■ GIVEN DATA
**********
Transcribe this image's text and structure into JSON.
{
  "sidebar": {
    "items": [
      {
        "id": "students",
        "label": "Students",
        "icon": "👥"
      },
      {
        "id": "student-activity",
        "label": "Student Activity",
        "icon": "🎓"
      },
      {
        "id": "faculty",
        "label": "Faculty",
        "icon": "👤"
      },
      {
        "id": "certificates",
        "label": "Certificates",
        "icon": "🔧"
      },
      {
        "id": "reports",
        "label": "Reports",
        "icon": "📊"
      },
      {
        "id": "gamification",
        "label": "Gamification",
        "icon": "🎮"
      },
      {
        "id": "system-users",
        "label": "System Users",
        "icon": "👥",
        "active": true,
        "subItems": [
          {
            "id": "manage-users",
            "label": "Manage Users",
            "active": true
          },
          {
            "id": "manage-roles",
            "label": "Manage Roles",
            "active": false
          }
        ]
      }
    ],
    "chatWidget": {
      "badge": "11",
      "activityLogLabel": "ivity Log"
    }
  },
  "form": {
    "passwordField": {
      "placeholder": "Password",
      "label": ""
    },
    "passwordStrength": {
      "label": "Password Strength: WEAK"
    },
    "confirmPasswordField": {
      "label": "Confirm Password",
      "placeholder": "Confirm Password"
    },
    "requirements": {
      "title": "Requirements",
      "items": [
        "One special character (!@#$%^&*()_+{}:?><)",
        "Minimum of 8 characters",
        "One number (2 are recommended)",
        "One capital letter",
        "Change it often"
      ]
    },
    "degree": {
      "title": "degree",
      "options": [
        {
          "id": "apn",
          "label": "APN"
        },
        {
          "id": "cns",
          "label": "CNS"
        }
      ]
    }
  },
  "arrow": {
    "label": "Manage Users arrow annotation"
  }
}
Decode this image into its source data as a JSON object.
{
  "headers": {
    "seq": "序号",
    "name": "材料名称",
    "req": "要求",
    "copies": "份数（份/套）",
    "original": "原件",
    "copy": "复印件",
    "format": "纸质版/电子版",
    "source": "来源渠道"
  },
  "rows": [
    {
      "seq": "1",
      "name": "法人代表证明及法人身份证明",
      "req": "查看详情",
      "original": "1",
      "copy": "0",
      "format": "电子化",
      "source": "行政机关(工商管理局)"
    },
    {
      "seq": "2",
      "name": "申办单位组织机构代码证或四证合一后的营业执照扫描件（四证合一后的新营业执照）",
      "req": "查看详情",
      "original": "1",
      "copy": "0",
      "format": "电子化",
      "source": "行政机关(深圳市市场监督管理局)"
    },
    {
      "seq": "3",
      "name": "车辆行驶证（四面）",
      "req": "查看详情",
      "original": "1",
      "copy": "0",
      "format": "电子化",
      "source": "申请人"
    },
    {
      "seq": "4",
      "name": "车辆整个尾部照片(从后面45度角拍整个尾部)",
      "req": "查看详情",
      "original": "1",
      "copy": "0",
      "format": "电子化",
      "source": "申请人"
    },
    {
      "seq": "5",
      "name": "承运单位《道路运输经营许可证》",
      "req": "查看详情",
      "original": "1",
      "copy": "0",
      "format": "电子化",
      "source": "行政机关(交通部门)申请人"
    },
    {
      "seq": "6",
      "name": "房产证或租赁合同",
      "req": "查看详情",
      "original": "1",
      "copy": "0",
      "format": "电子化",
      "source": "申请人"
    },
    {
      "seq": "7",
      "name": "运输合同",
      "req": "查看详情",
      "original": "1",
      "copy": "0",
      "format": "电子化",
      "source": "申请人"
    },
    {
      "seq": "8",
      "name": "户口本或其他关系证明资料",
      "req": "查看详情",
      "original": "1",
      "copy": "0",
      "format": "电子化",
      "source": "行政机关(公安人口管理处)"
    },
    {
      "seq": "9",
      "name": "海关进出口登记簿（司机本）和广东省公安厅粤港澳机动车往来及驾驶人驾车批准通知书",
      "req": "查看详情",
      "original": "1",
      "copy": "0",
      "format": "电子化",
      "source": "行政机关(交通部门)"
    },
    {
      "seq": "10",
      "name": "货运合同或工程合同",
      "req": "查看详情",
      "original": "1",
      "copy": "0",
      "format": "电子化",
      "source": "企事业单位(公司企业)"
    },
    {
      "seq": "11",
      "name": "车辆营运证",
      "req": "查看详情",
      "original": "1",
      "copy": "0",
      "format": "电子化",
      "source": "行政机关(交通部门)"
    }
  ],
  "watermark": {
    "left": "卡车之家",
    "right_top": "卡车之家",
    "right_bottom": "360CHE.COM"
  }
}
**********
Write each line above out exactly.

■ TASK OUTPUT
Transcribe this image's text and structure into JSON.
{
  "sidebar": {
    "items": [
      {
        "id": "students",
        "label": "Students",
        "icon": "👥"
      },
      {
        "id": "student-activity",
        "label": "Student Activity",
        "icon": "🎓"
      },
      {
        "id": "faculty",
        "label": "Faculty",
        "icon": "👤"
      },
      {
        "id": "certificates",
        "label": "Certificates",
        "icon": "🔧"
      },
      {
        "id": "reports",
        "label": "Reports",
        "icon": "📊"
      },
      {
        "id": "gamification",
        "label": "Gamification",
        "icon": "🎮"
      },
      {
        "id": "system-users",
        "label": "System Users",
        "icon": "👥",
        "active": true,
        "subItems": [
          {
            "id": "manage-users",
            "label": "Manage Users",
            "active": true
          },
          {
            "id": "manage-roles",
            "label": "Manage Roles",
            "active": false
          }
        ]
      }
    ],
    "chatWidget": {
      "badge": "11",
      "activityLogLabel": "ivity Log"
    }
  },
  "form": {
    "passwordField": {
      "placeholder": "Password",
      "label": ""
    },
    "passwordStrength": {
      "label": "Password Strength: WEAK"
    },
    "confirmPasswordField": {
      "label": "Confirm Password",
      "placeholder": "Confirm Password"
    },
    "requirements": {
      "title": "Requirements",
      "items": [
        "One special character (!@#$%^&*()_+{}:?><)",
        "Minimum of 8 characters",
        "One number (2 are recommended)",
        "One capital letter",
        "Change it often"
      ]
    },
    "degree": {
      "title": "degree",
      "options": [
        {
          "id": "apn",
          "label": "APN"
        },
        {
          "id": "cns",
          "label": "CNS"
        }
      ]
    }
  },
  "arrow": {
    "label": "Manage Users arrow annotation"
  }
}
Decode this image into its source data as a JSON object.
{
  "headers": {
    "seq": "序号",
    "name": "材料名称",
    "req": "要求",
    "copies": "份数（份/套）",
    "original": "原件",
    "copy": "复印件",
    "format": "纸质版/电子版",
    "source": "来源渠道"
  },
  "rows": [
    {
      "seq": "1",
      "name": "法人代表证明及法人身份证明",
      "req": "查看详情",
      "original": "1",
      "copy": "0",
      "format": "电子化",
      "source": "行政机关(工商管理局)"
    },
    {
      "seq": "2",
      "name": "申办单位组织机构代码证或四证合一后的营业执照扫描件（四证合一后的新营业执照）",
      "req": "查看详情",
      "original": "1",
      "copy": "0",
      "format": "电子化",
      "source": "行政机关(深圳市市场监督管理局)"
    },
    {
      "seq": "3",
      "name": "车辆行驶证（四面）",
      "req": "查看详情",
      "original": "1",
      "copy": "0",
      "format": "电子化",
      "source": "申请人"
    },
    {
      "seq": "4",
      "name": "车辆整个尾部照片(从后面45度角拍整个尾部)",
      "req": "查看详情",
      "original": "1",
      "copy": "0",
      "format": "电子化",
      "source": "申请人"
    },
    {
      "seq": "5",
      "name": "承运单位《道路运输经营许可证》",
      "req": "查看详情",
      "original": "1",
      "copy": "0",
      "format": "电子化",
      "source": "行政机关(交通部门)申请人"
    },
    {
      "seq": "6",
      "name": "房产证或租赁合同",
      "req": "查看详情",
      "original": "1",
      "copy": "0",
      "format": "电子化",
      "source": "申请人"
    },
    {
      "seq": "7",
      "name": "运输合同",
      "req": "查看详情",
      "original": "1",
      "copy": "0",
      "format": "电子化",
      "source": "申请人"
    },
    {
      "seq": "8",
      "name": "户口本或其他关系证明资料",
      "req": "查看详情",
      "original": "1",
      "copy": "0",
      "format": "电子化",
      "source": "行政机关(公安人口管理处)"
    },
    {
      "seq": "9",
      "name": "海关进出口登记簿（司机本）和广东省公安厅粤港澳机动车往来及驾驶人驾车批准通知书",
      "req": "查看详情",
      "original": "1",
      "copy": "0",
      "format": "电子化",
      "source": "行政机关(交通部门)"
    },
    {
      "seq": "10",
      "name": "货运合同或工程合同",
      "req": "查看详情",
      "original": "1",
      "copy": "0",
      "format": "电子化",
      "source": "企事业单位(公司企业)"
    },
    {
      "seq": "11",
      "name": "车辆营运证",
      "req": "查看详情",
      "original": "1",
      "copy": "0",
      "format": "电子化",
      "source": "行政机关(交通部门)"
    }
  ],
  "watermark": {
    "left": "卡车之家",
    "right_top": "卡车之家",
    "right_bottom": "360CHE.COM"
  }
}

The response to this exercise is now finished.